Goal: Print every record below exactly as written.
=== Task input ===
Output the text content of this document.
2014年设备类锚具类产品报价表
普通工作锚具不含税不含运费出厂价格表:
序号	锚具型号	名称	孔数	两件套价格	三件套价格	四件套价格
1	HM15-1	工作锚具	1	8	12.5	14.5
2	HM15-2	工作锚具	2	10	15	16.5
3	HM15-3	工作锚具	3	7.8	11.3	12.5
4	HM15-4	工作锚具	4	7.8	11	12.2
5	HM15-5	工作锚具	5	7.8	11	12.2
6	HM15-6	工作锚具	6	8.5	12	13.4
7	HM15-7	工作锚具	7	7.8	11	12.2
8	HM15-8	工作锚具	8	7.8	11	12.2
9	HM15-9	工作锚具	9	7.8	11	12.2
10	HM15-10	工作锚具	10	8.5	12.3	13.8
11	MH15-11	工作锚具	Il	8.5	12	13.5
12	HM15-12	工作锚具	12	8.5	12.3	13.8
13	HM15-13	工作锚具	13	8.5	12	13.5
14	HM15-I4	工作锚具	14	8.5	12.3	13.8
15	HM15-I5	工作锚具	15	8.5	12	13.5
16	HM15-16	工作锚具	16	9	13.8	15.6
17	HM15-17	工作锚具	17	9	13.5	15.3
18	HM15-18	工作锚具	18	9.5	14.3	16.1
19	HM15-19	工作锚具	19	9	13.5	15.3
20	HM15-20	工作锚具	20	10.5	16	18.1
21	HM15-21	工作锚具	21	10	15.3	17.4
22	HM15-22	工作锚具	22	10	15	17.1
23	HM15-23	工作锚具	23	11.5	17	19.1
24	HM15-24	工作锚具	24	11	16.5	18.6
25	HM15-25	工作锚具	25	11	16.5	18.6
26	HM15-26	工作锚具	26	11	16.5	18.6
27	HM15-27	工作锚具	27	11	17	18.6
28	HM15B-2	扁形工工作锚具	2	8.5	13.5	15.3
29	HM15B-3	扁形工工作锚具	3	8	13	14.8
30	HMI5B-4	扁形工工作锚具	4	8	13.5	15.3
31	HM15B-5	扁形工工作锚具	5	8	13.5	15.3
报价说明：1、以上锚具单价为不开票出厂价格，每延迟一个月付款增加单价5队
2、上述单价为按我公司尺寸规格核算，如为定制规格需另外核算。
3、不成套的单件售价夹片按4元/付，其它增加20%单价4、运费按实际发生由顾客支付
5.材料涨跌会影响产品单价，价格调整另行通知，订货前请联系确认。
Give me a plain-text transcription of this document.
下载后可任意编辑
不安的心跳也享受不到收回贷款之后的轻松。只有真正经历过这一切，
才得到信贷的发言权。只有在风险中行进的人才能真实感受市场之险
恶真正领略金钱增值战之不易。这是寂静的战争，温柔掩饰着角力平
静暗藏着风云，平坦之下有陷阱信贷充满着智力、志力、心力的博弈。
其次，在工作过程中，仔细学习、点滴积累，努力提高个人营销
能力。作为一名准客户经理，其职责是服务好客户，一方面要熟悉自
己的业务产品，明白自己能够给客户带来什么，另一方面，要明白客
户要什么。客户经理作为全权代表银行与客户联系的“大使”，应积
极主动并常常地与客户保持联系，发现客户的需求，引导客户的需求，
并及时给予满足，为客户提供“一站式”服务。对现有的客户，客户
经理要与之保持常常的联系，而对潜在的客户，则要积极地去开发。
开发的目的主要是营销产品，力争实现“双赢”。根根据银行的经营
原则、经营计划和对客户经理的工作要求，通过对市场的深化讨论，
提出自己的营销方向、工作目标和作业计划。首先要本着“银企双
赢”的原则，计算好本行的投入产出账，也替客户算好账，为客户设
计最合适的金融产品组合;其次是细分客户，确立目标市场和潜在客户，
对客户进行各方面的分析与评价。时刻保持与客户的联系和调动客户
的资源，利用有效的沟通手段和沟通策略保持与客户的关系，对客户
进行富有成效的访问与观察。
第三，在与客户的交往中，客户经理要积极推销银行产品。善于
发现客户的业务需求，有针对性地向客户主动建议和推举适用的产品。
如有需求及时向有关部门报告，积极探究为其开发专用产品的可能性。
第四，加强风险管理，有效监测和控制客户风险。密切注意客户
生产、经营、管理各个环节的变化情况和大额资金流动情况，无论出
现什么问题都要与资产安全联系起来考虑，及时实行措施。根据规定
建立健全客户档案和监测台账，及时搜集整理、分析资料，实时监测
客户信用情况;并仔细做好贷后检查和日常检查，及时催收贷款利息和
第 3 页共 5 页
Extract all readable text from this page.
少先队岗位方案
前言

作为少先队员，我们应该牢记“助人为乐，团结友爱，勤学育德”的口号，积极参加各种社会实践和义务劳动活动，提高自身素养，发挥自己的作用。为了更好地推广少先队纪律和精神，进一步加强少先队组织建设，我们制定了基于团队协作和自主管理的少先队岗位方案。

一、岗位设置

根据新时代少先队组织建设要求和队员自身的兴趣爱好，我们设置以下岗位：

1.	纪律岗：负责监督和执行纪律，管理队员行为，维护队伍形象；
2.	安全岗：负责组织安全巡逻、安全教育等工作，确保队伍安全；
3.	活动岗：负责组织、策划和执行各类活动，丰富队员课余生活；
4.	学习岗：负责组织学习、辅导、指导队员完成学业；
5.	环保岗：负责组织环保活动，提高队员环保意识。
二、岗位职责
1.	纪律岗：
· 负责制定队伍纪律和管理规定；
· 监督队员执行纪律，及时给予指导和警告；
===
Answer in full:
Output the text content of this document.
2014年设备类锚具类产品报价表
普通工作锚具不含税不含运费出厂价格表:
序号	锚具型号	名称	孔数	两件套价格	三件套价格	四件套价格
1	HM15-1	工作锚具	1	8	12.5	14.5
2	HM15-2	工作锚具	2	10	15	16.5
3	HM15-3	工作锚具	3	7.8	11.3	12.5
4	HM15-4	工作锚具	4	7.8	11	12.2
5	HM15-5	工作锚具	5	7.8	11	12.2
6	HM15-6	工作锚具	6	8.5	12	13.4
7	HM15-7	工作锚具	7	7.8	11	12.2
8	HM15-8	工作锚具	8	7.8	11	12.2
9	HM15-9	工作锚具	9	7.8	11	12.2
10	HM15-10	工作锚具	10	8.5	12.3	13.8
11	MH15-11	工作锚具	Il	8.5	12	13.5
12	HM15-12	工作锚具	12	8.5	12.3	13.8
13	HM15-13	工作锚具	13	8.5	12	13.5
14	HM15-I4	工作锚具	14	8.5	12.3	13.8
15	HM15-I5	工作锚具	15	8.5	12	13.5
16	HM15-16	工作锚具	16	9	13.8	15.6
17	HM15-17	工作锚具	17	9	13.5	15.3
18	HM15-18	工作锚具	18	9.5	14.3	16.1
19	HM15-19	工作锚具	19	9	13.5	15.3
20	HM15-20	工作锚具	20	10.5	16	18.1
21	HM15-21	工作锚具	21	10	15.3	17.4
22	HM15-22	工作锚具	22	10	15	17.1
23	HM15-23	工作锚具	23	11.5	17	19.1
24	HM15-24	工作锚具	24	11	16.5	18.6
25	HM15-25	工作锚具	25	11	16.5	18.6
26	HM15-26	工作锚具	26	11	16.5	18.6
27	HM15-27	工作锚具	27	11	17	18.6
28	HM15B-2	扁形工工作锚具	2	8.5	13.5	15.3
29	HM15B-3	扁形工工作锚具	3	8	13	14.8
30	HMI5B-4	扁形工工作锚具	4	8	13.5	15.3
31	HM15B-5	扁形工工作锚具	5	8	13.5	15.3
报价说明：1、以上锚具单价为不开票出厂价格，每延迟一个月付款增加单价5队
2、上述单价为按我公司尺寸规格核算，如为定制规格需另外核算。
3、不成套的单件售价夹片按4元/付，其它增加20%单价4、运费按实际发生由顾客支付
5.材料涨跌会影响产品单价，价格调整另行通知，订货前请联系确认。
Give me a plain-text transcription of this document.
下载后可任意编辑
不安的心跳也享受不到收回贷款之后的轻松。只有真正经历过这一切，
才得到信贷的发言权。只有在风险中行进的人才能真实感受市场之险
恶真正领略金钱增值战之不易。这是寂静的战争，温柔掩饰着角力平
静暗藏着风云，平坦之下有陷阱信贷充满着智力、志力、心力的博弈。
其次，在工作过程中，仔细学习、点滴积累，努力提高个人营销
能力。作为一名准客户经理，其职责是服务好客户，一方面要熟悉自
己的业务产品，明白自己能够给客户带来什么，另一方面，要明白客
户要什么。客户经理作为全权代表银行与客户联系的“大使”，应积
极主动并常常地与客户保持联系，发现客户的需求，引导客户的需求，
并及时给予满足，为客户提供“一站式”服务。对现有的客户，客户
经理要与之保持常常的联系，而对潜在的客户，则要积极地去开发。
开发的目的主要是营销产品，力争实现“双赢”。根根据银行的经营
原则、经营计划和对客户经理的工作要求，通过对市场的深化讨论，
提出自己的营销方向、工作目标和作业计划。首先要本着“银企双
赢”的原则，计算好本行的投入产出账，也替客户算好账，为客户设
计最合适的金融产品组合;其次是细分客户，确立目标市场和潜在客户，
对客户进行各方面的分析与评价。时刻保持与客户的联系和调动客户
的资源，利用有效的沟通手段和沟通策略保持与客户的关系，对客户
进行富有成效的访问与观察。
第三，在与客户的交往中，客户经理要积极推销银行产品。善于
发现客户的业务需求，有针对性地向客户主动建议和推举适用的产品。
如有需求及时向有关部门报告，积极探究为其开发专用产品的可能性。
第四，加强风险管理，有效监测和控制客户风险。密切注意客户
生产、经营、管理各个环节的变化情况和大额资金流动情况，无论出
现什么问题都要与资产安全联系起来考虑，及时实行措施。根据规定
建立健全客户档案和监测台账，及时搜集整理、分析资料，实时监测
客户信用情况;并仔细做好贷后检查和日常检查，及时催收贷款利息和
第 3 页共 5 页
Extract all readable text from this page.
少先队岗位方案
前言

作为少先队员，我们应该牢记“助人为乐，团结友爱，勤学育德”的口号，积极参加各种社会实践和义务劳动活动，提高自身素养，发挥自己的作用。为了更好地推广少先队纪律和精神，进一步加强少先队组织建设，我们制定了基于团队协作和自主管理的少先队岗位方案。

一、岗位设置

根据新时代少先队组织建设要求和队员自身的兴趣爱好，我们设置以下岗位：

1.	纪律岗：负责监督和执行纪律，管理队员行为，维护队伍形象；
2.	安全岗：负责组织安全巡逻、安全教育等工作，确保队伍安全；
3.	活动岗：负责组织、策划和执行各类活动，丰富队员课余生活；
4.	学习岗：负责组织学习、辅导、指导队员完成学业；
5.	环保岗：负责组织环保活动，提高队员环保意识。
二、岗位职责
1.	纪律岗：
· 负责制定队伍纪律和管理规定；
· 监督队员执行纪律，及时给予指导和警告；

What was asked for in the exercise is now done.